[PROBLEM TO SOLVE]:
Copy out all the lines in the records that include the word "stitch".
--- START OF EXTRACTED INFORMATION ---
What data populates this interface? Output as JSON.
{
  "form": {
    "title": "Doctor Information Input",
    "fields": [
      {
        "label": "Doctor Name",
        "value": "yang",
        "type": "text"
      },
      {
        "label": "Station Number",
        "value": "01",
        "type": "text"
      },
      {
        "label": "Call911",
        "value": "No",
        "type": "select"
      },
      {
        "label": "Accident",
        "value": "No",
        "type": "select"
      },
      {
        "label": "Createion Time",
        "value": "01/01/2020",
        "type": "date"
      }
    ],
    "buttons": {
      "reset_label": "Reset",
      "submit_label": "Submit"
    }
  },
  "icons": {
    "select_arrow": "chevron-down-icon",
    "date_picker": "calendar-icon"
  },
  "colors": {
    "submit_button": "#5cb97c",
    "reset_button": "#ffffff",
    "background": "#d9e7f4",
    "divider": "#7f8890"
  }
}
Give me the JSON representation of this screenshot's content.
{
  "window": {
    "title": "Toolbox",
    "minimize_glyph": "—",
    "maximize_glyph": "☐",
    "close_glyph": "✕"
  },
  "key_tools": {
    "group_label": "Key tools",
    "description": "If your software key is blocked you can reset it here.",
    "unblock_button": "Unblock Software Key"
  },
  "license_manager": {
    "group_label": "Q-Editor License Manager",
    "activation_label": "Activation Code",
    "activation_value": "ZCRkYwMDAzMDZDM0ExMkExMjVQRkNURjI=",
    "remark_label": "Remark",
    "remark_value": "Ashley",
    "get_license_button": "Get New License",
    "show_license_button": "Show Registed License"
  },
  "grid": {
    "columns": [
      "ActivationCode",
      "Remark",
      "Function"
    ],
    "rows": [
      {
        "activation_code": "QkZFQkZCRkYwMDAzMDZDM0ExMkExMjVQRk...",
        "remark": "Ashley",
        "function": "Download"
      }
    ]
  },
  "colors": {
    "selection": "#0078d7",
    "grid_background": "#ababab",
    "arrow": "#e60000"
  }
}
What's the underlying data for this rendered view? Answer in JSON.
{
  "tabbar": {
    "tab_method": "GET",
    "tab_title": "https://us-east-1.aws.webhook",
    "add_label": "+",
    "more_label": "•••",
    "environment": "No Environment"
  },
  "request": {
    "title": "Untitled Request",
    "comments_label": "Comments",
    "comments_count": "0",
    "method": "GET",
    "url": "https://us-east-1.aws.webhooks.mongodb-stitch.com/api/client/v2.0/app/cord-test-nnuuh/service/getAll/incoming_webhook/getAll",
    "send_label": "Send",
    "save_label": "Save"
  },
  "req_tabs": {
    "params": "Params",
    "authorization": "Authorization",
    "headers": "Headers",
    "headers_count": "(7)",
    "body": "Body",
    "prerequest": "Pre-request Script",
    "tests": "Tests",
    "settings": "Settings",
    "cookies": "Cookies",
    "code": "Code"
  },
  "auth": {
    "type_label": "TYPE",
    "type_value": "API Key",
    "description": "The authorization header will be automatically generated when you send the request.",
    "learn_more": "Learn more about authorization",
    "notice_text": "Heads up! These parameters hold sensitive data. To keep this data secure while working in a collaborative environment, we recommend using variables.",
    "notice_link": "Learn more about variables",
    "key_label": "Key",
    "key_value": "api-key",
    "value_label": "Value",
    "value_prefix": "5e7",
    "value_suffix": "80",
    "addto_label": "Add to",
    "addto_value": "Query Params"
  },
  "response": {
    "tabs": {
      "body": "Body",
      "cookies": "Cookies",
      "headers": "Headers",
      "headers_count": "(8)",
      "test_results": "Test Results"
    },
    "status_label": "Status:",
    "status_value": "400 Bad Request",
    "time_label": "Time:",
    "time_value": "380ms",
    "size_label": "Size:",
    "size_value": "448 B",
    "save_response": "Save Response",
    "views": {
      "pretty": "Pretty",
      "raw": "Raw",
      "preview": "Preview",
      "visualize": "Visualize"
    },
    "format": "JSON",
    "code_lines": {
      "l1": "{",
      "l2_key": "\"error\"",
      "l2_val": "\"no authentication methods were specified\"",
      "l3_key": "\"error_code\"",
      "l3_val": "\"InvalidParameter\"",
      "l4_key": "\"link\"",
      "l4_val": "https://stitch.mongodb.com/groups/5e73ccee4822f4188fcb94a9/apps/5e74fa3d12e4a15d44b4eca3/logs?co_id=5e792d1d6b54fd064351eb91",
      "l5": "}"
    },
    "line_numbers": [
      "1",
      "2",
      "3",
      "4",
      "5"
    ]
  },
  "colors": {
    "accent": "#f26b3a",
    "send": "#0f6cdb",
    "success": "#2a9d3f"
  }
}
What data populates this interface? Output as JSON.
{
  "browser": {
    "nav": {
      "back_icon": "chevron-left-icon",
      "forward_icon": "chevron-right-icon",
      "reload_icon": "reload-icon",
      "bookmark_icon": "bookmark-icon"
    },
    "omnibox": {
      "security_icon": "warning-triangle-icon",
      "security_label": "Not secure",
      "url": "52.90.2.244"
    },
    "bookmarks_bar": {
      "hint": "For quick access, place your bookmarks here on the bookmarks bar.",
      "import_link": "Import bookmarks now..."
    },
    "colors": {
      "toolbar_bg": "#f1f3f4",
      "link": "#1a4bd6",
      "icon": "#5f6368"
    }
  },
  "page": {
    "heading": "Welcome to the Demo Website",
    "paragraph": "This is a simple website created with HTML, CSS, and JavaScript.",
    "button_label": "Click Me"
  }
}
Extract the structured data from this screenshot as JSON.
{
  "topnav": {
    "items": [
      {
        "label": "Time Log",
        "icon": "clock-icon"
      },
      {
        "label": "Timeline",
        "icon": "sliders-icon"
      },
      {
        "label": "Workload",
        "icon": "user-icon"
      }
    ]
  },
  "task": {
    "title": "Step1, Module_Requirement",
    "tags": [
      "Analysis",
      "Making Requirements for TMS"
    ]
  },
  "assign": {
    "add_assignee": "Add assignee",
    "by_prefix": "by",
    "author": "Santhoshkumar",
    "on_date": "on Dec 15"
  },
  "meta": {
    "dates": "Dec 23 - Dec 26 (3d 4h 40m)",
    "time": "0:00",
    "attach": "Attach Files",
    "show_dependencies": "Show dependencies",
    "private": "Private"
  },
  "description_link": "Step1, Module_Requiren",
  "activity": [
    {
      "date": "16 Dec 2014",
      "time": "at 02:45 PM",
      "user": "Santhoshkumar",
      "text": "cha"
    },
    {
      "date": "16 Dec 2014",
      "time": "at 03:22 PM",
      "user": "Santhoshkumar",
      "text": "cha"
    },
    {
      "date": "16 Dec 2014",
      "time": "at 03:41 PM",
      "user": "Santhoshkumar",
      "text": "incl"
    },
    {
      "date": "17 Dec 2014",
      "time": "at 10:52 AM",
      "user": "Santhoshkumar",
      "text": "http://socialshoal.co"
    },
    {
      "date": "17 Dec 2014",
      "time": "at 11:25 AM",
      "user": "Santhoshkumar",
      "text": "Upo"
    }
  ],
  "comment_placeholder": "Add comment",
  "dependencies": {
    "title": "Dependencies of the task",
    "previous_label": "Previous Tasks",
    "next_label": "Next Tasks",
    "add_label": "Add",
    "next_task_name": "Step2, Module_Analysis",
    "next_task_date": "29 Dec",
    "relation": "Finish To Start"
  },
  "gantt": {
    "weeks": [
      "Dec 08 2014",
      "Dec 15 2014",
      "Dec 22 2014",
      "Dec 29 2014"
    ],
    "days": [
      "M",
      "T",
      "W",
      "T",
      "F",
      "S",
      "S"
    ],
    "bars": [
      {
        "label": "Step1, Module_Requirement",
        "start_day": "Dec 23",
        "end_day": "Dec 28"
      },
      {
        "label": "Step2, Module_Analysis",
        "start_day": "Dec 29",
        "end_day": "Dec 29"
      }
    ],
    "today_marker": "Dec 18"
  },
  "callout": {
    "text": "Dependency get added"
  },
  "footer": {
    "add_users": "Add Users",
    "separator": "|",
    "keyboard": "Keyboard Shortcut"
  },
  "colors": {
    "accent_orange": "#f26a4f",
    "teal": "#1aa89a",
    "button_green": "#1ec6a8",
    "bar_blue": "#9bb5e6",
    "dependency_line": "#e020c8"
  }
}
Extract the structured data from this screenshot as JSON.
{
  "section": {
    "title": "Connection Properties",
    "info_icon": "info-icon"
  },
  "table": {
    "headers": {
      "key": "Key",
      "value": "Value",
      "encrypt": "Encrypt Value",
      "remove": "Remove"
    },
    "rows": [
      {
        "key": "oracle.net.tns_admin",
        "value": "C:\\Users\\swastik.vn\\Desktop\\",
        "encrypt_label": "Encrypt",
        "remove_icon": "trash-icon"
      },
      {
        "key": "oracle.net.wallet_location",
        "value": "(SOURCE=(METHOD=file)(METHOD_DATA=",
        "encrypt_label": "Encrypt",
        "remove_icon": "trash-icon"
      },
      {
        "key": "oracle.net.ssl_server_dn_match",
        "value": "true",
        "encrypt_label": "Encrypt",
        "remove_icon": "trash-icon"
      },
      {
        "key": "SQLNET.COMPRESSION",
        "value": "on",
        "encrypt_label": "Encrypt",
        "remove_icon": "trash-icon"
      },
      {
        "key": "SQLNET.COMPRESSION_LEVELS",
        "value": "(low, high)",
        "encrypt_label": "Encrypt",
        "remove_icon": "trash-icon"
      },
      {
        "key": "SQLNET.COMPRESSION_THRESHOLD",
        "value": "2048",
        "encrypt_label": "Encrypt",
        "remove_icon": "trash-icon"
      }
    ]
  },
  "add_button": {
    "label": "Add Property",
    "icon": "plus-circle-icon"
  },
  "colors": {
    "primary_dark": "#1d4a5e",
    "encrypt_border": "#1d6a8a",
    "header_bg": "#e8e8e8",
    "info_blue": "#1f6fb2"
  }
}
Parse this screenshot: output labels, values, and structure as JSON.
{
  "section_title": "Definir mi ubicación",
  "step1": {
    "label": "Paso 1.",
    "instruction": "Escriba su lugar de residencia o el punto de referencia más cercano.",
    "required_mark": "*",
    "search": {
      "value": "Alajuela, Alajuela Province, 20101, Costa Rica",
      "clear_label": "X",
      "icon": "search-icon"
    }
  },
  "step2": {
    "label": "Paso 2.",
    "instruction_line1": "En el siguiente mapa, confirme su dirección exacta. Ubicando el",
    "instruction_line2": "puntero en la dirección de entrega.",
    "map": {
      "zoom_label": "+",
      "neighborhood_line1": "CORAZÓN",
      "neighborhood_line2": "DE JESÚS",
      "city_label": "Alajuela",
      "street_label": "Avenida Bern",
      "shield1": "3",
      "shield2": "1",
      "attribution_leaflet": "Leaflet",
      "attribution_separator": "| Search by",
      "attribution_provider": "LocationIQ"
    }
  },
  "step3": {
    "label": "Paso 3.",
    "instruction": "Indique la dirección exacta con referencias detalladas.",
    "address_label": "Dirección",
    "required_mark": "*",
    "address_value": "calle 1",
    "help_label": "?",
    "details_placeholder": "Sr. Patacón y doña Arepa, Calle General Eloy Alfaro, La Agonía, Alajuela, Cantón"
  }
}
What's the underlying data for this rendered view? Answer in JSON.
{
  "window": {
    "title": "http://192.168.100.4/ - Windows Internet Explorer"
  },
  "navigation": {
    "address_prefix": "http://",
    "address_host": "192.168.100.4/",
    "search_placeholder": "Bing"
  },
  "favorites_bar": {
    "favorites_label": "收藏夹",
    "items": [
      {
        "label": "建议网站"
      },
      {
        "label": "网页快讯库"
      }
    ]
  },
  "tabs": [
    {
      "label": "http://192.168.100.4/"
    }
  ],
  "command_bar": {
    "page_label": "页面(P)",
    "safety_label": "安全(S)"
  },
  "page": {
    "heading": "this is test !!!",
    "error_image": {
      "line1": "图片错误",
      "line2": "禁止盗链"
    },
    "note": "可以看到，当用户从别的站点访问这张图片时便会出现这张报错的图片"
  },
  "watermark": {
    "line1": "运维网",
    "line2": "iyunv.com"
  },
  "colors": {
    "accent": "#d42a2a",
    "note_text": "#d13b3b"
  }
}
--- END OF EXTRACTED INFORMATION ---
[TASK SOLUTION]:
    "url": "https://us-east-1.aws.webhooks.mongodb-stitch.com/api/client/v2.0/app/cord-test-nnuuh/service/getAll/incoming_webhook/getAll",
      "l4_val": "https://stitch.mongodb.com/groups/5e73ccee4822f4188fcb94a9/apps/5e74fa3d12e4a15d44b4eca3/logs?co_id=5e792d1d6b54fd064351eb91",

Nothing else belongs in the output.